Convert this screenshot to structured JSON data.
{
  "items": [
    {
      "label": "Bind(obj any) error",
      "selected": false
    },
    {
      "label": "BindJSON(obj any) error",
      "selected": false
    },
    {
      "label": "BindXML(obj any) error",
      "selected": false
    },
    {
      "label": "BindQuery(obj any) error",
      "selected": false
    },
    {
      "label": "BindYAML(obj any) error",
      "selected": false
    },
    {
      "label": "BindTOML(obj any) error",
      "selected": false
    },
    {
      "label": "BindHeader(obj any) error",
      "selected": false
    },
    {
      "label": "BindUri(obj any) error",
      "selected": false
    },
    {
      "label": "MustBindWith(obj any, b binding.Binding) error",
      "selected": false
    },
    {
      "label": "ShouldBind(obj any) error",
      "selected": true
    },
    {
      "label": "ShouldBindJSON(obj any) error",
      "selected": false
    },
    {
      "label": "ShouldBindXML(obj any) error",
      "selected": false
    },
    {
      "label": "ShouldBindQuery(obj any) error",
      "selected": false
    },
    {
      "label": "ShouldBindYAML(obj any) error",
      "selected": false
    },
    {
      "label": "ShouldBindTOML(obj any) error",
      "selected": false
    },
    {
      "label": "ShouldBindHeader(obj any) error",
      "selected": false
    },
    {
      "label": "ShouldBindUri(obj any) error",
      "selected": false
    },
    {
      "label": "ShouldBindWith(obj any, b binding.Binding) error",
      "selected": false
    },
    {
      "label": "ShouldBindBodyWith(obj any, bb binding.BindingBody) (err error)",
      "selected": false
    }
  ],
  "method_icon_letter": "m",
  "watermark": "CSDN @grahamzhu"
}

# # #

• **WORK INSTRUCTIONS**:
All of the data above should be transcribed exactly.

• **FINAL ANSWER**:
Convert this screenshot to structured JSON data.
{
  "items": [
    {
      "label": "Bind(obj any) error",
      "selected": false
    },
    {
      "label": "BindJSON(obj any) error",
      "selected": false
    },
    {
      "label": "BindXML(obj any) error",
      "selected": false
    },
    {
      "label": "BindQuery(obj any) error",
      "selected": false
    },
    {
      "label": "BindYAML(obj any) error",
      "selected": false
    },
    {
      "label": "BindTOML(obj any) error",
      "selected": false
    },
    {
      "label": "BindHeader(obj any) error",
      "selected": false
    },
    {
      "label": "BindUri(obj any) error",
      "selected": false
    },
    {
      "label": "MustBindWith(obj any, b binding.Binding) error",
      "selected": false
    },
    {
      "label": "ShouldBind(obj any) error",
      "selected": true
    },
    {
      "label": "ShouldBindJSON(obj any) error",
      "selected": false
    },
    {
      "label": "ShouldBindXML(obj any) error",
      "selected": false
    },
    {
      "label": "ShouldBindQuery(obj any) error",
      "selected": false
    },
    {
      "label": "ShouldBindYAML(obj any) error",
      "selected": false
    },
    {
      "label": "ShouldBindTOML(obj any) error",
      "selected": false
    },
    {
      "label": "ShouldBindHeader(obj any) error",
      "selected": false
    },
    {
      "label": "ShouldBindUri(obj any) error",
      "selected": false
    },
    {
      "label": "ShouldBindWith(obj any, b binding.Binding) error",
      "selected": false
    },
    {
      "label": "ShouldBindBodyWith(obj any, bb binding.BindingBody) (err error)",
      "selected": false
    }
  ],
  "method_icon_letter": "m",
  "watermark": "CSDN @grahamzhu"
}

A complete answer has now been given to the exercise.